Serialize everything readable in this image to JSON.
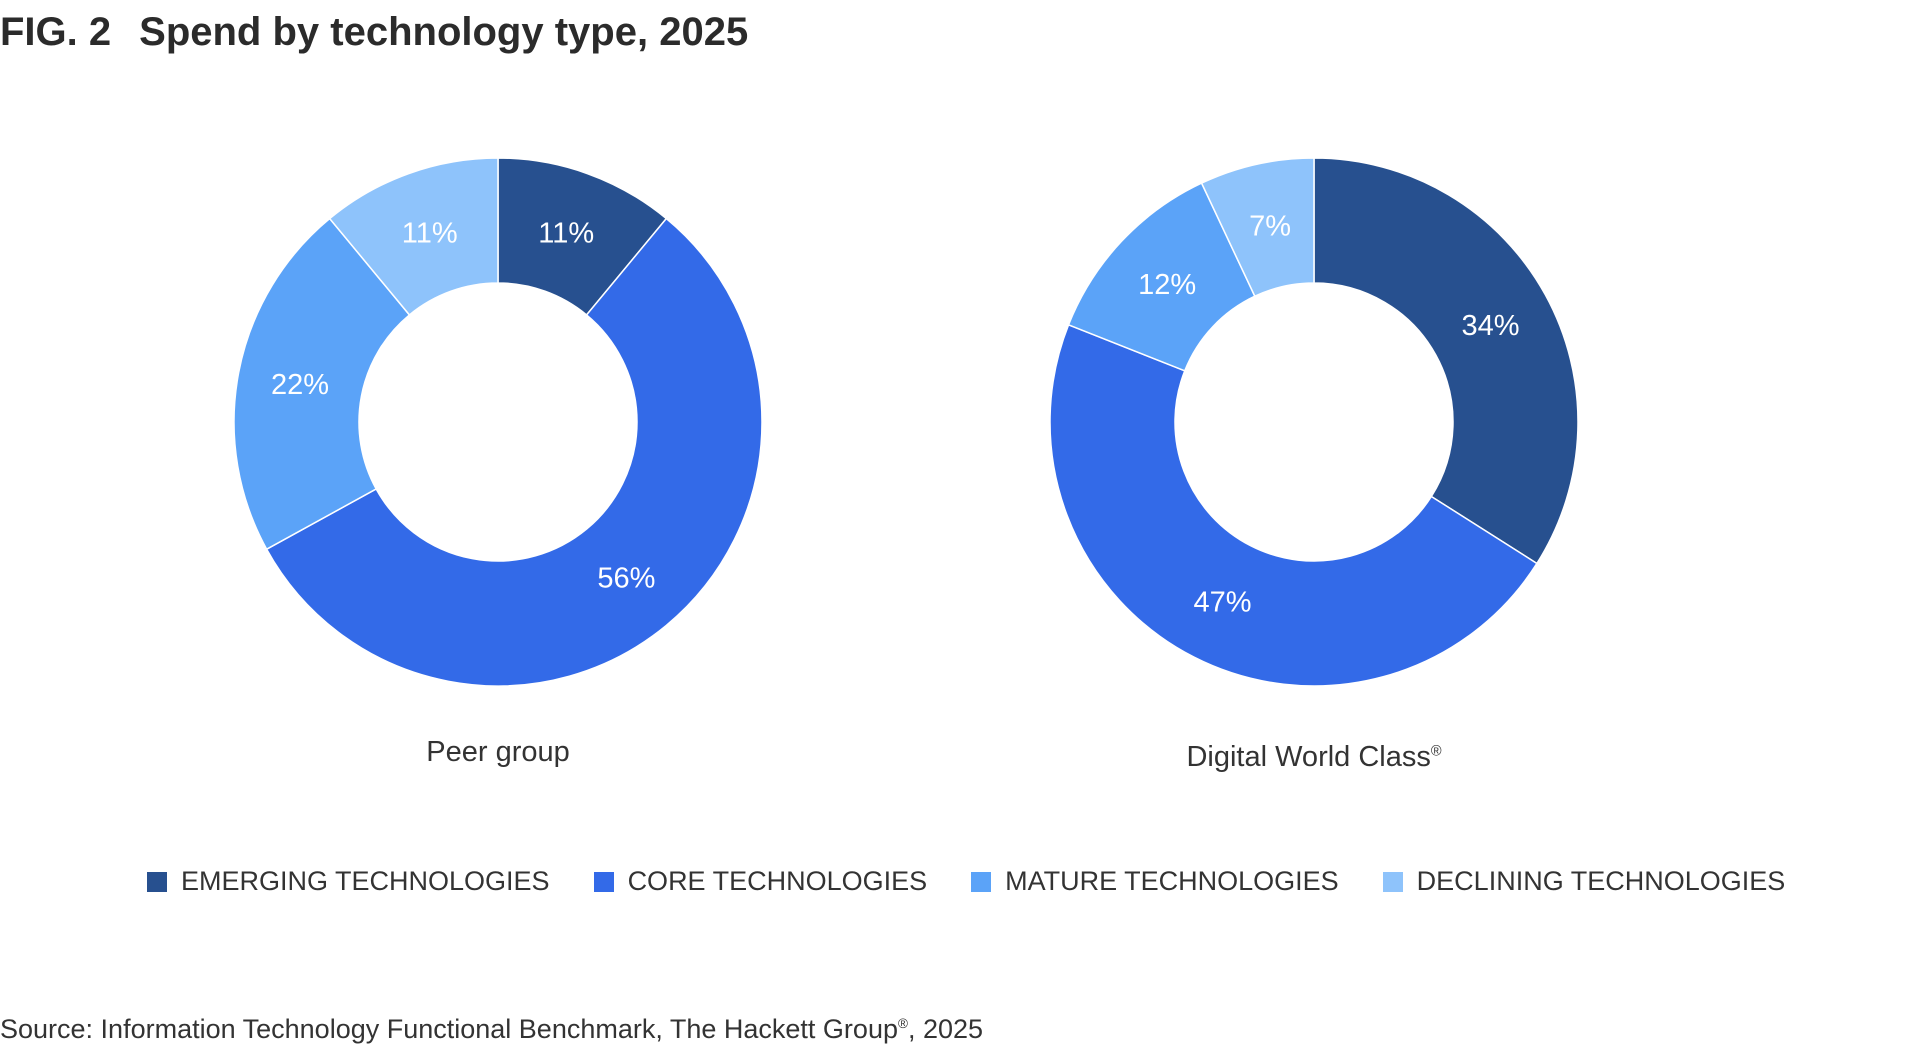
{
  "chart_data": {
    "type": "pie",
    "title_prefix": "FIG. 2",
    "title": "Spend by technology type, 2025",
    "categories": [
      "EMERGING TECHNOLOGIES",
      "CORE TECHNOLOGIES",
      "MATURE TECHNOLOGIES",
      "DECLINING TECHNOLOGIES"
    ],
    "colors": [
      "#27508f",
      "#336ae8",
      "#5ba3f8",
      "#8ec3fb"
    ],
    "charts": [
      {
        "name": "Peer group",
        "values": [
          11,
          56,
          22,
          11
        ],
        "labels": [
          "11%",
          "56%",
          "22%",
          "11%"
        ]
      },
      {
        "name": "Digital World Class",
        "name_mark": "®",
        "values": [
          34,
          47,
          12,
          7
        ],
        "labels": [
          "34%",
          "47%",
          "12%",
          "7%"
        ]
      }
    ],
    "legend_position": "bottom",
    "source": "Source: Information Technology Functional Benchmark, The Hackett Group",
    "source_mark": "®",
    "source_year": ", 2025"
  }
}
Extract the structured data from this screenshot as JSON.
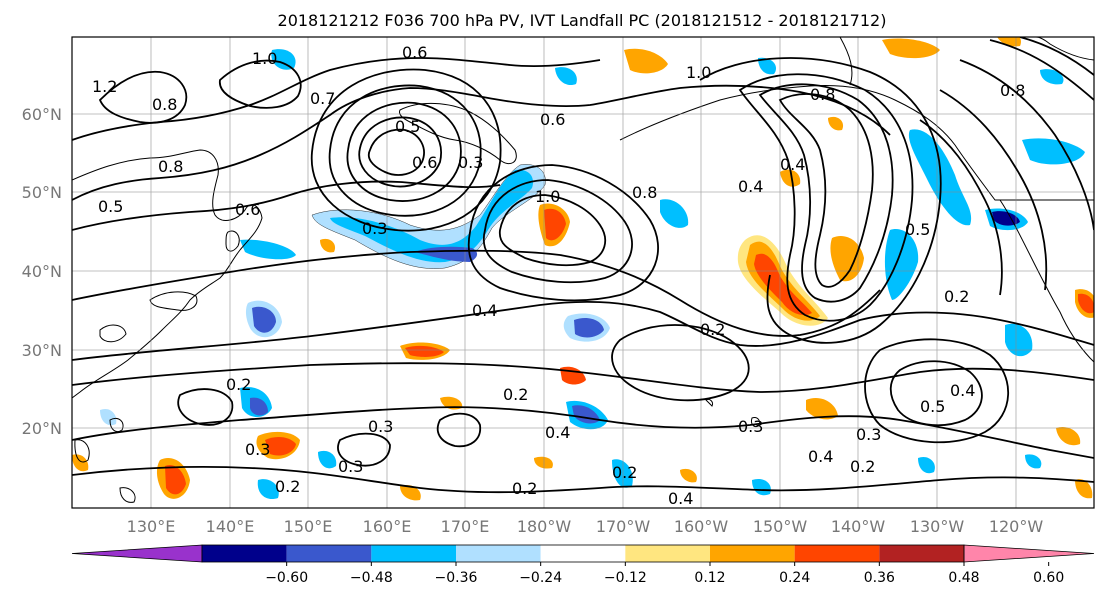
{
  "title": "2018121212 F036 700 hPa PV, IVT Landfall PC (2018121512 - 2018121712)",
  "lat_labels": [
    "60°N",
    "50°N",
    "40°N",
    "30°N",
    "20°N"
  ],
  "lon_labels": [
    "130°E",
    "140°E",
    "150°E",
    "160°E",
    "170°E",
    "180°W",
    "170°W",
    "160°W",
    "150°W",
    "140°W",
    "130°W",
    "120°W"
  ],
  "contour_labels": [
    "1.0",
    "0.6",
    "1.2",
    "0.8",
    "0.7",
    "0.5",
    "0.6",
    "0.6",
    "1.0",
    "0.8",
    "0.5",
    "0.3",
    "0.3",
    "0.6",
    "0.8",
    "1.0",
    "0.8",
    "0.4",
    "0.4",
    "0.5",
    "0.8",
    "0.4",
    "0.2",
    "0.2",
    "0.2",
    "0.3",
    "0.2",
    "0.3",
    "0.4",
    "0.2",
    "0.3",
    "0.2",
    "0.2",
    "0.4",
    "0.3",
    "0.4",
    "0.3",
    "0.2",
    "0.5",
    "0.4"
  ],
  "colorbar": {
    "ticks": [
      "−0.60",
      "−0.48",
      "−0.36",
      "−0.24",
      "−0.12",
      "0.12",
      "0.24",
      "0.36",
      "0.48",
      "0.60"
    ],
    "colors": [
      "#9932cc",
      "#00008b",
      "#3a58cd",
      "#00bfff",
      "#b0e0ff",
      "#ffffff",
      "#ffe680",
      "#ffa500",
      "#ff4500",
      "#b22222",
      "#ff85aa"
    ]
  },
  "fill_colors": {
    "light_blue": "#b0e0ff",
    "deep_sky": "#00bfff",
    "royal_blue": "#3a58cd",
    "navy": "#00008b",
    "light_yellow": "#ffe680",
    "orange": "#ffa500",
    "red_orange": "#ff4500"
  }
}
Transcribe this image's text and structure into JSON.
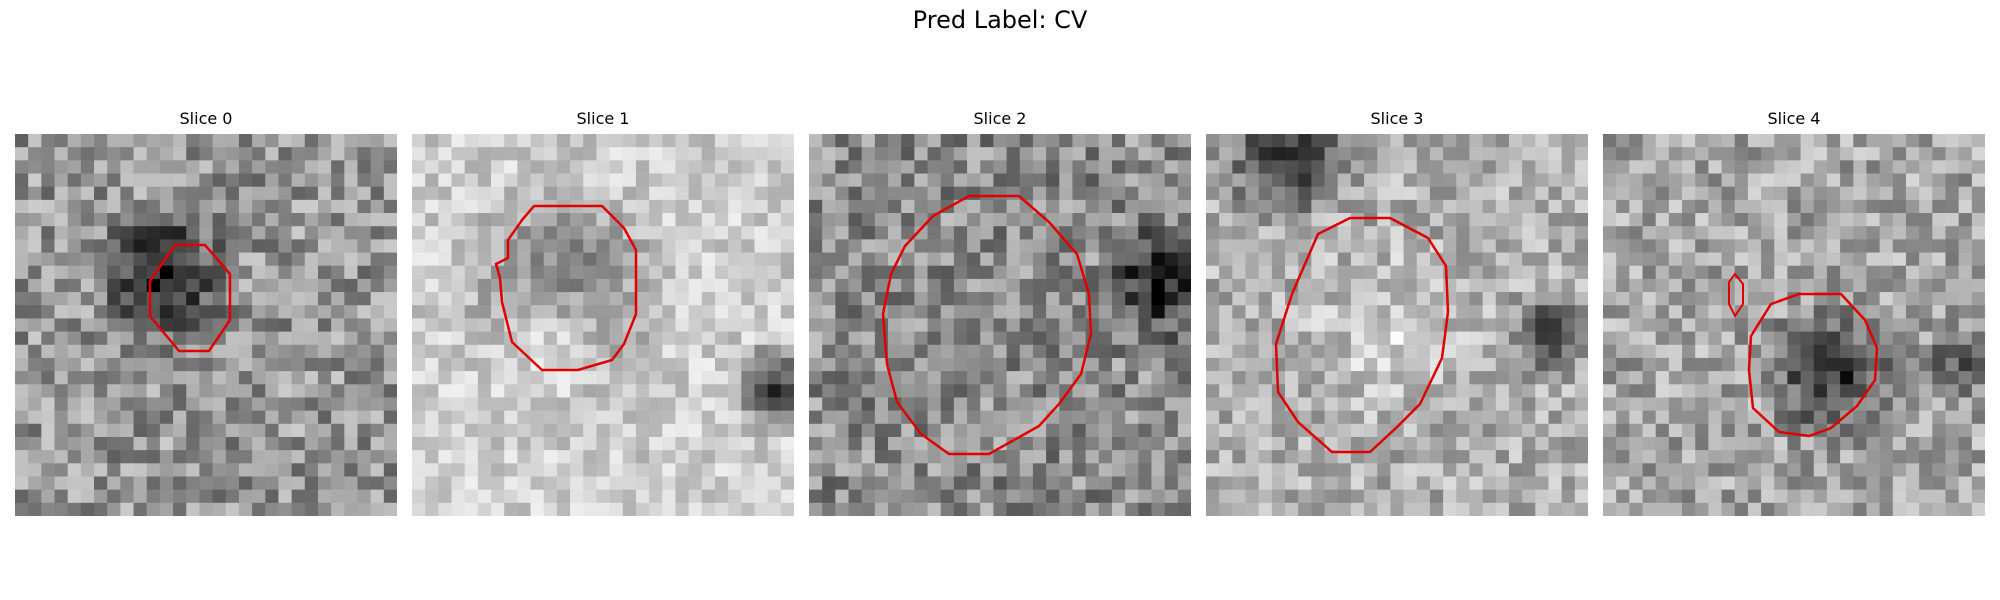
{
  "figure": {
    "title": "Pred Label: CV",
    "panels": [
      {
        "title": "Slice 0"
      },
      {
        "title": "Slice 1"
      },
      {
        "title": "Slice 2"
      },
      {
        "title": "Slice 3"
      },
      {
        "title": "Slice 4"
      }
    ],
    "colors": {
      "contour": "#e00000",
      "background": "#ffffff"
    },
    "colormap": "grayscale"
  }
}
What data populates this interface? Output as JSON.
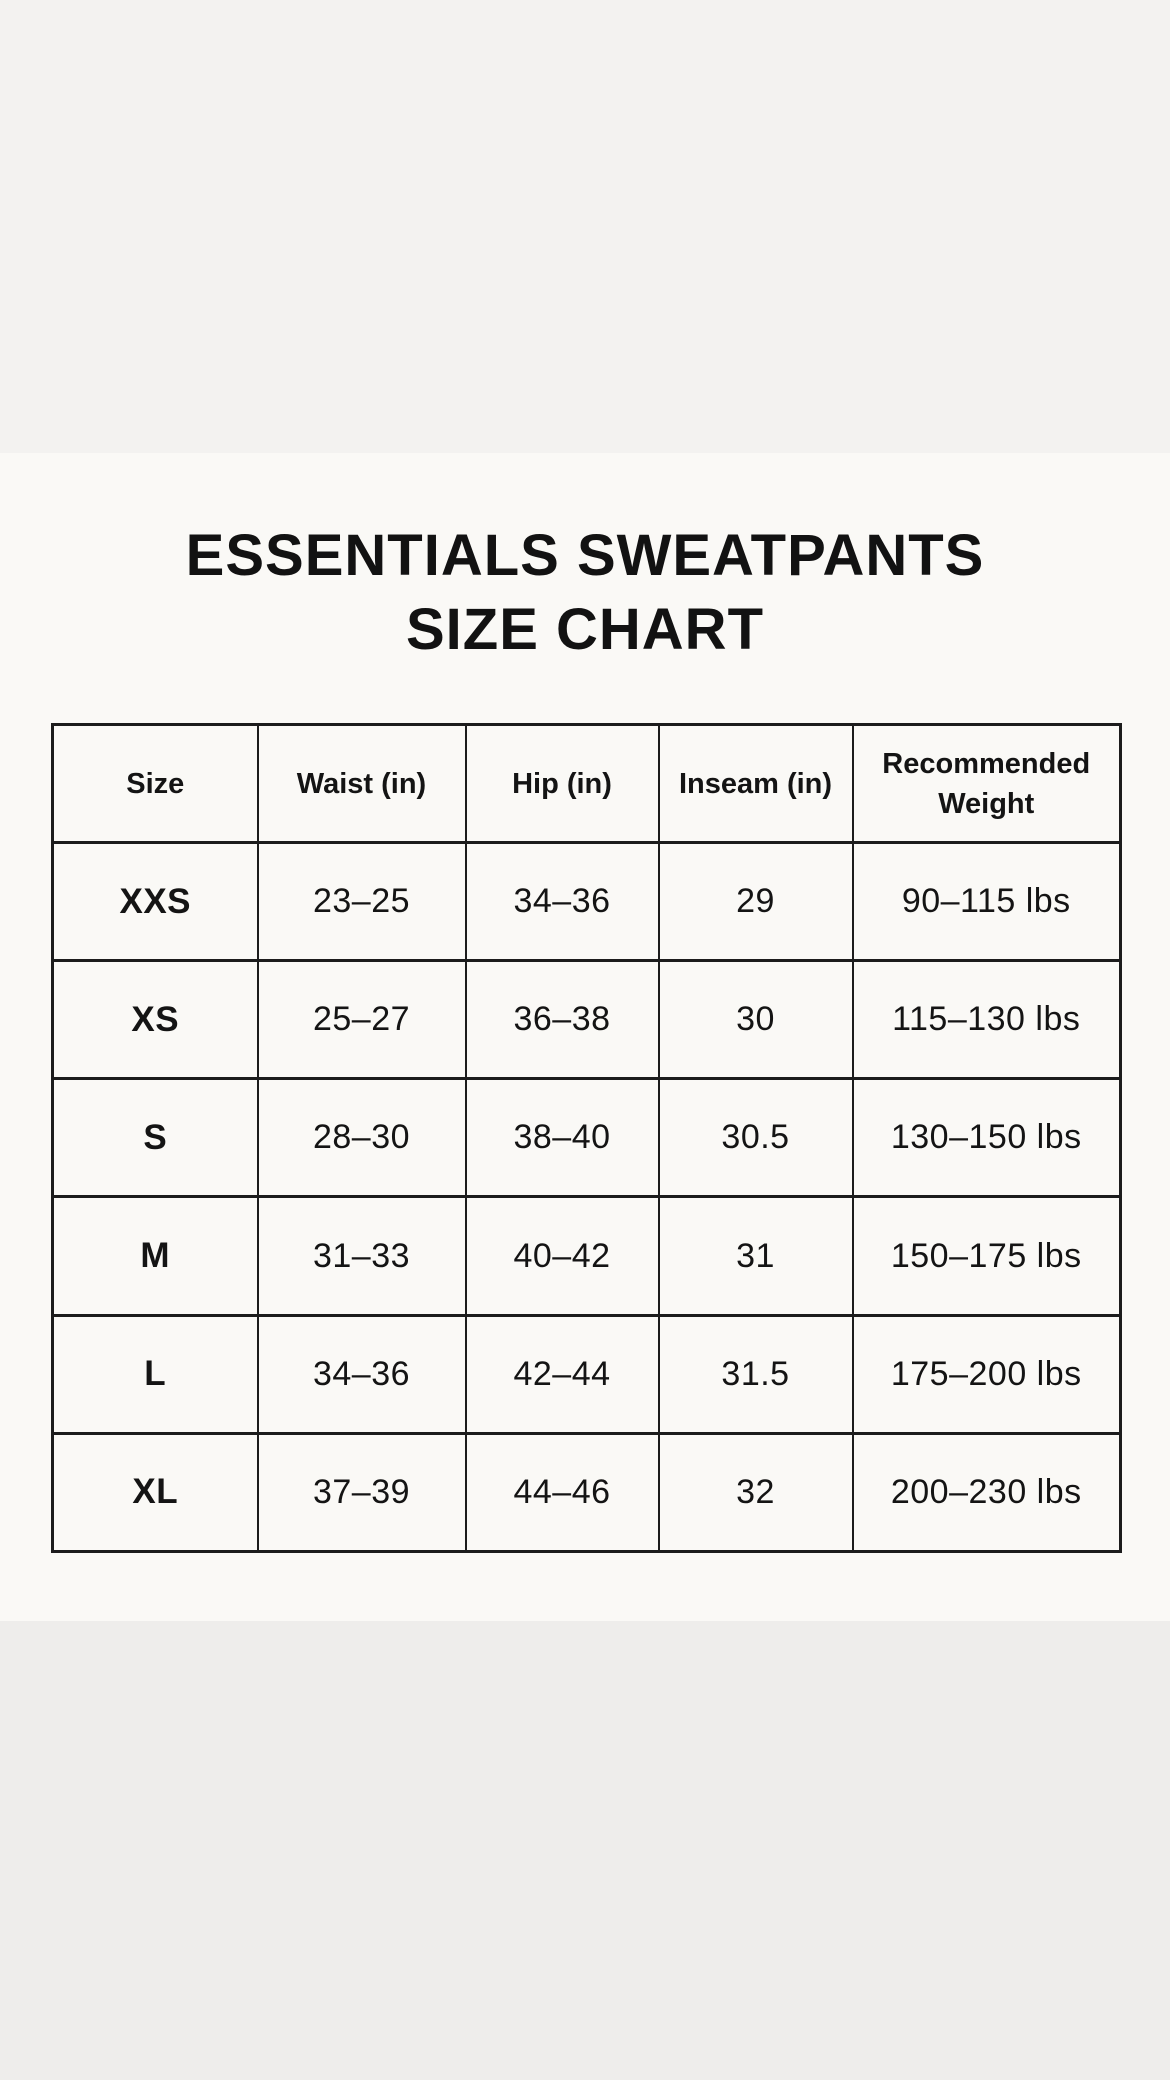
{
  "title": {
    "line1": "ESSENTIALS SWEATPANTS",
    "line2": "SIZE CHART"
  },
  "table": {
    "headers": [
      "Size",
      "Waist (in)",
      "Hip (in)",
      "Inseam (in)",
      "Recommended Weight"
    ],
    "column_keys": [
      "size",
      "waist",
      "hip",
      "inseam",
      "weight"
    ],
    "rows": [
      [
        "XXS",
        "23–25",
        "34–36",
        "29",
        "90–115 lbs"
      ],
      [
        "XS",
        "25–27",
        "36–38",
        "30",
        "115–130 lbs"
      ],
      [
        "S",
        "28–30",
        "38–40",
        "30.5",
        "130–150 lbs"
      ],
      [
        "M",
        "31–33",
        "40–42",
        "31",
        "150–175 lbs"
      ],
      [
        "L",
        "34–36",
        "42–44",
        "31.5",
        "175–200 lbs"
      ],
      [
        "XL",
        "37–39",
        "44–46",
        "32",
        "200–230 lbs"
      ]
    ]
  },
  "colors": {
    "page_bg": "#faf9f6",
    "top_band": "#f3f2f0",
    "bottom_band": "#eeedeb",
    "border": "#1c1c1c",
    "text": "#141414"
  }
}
----
*SET EXERCISE*: Check each line in the listing above for the string "this", then report how many lines contain it, with no other text.

*RESPONSE TO THE TASK*: 4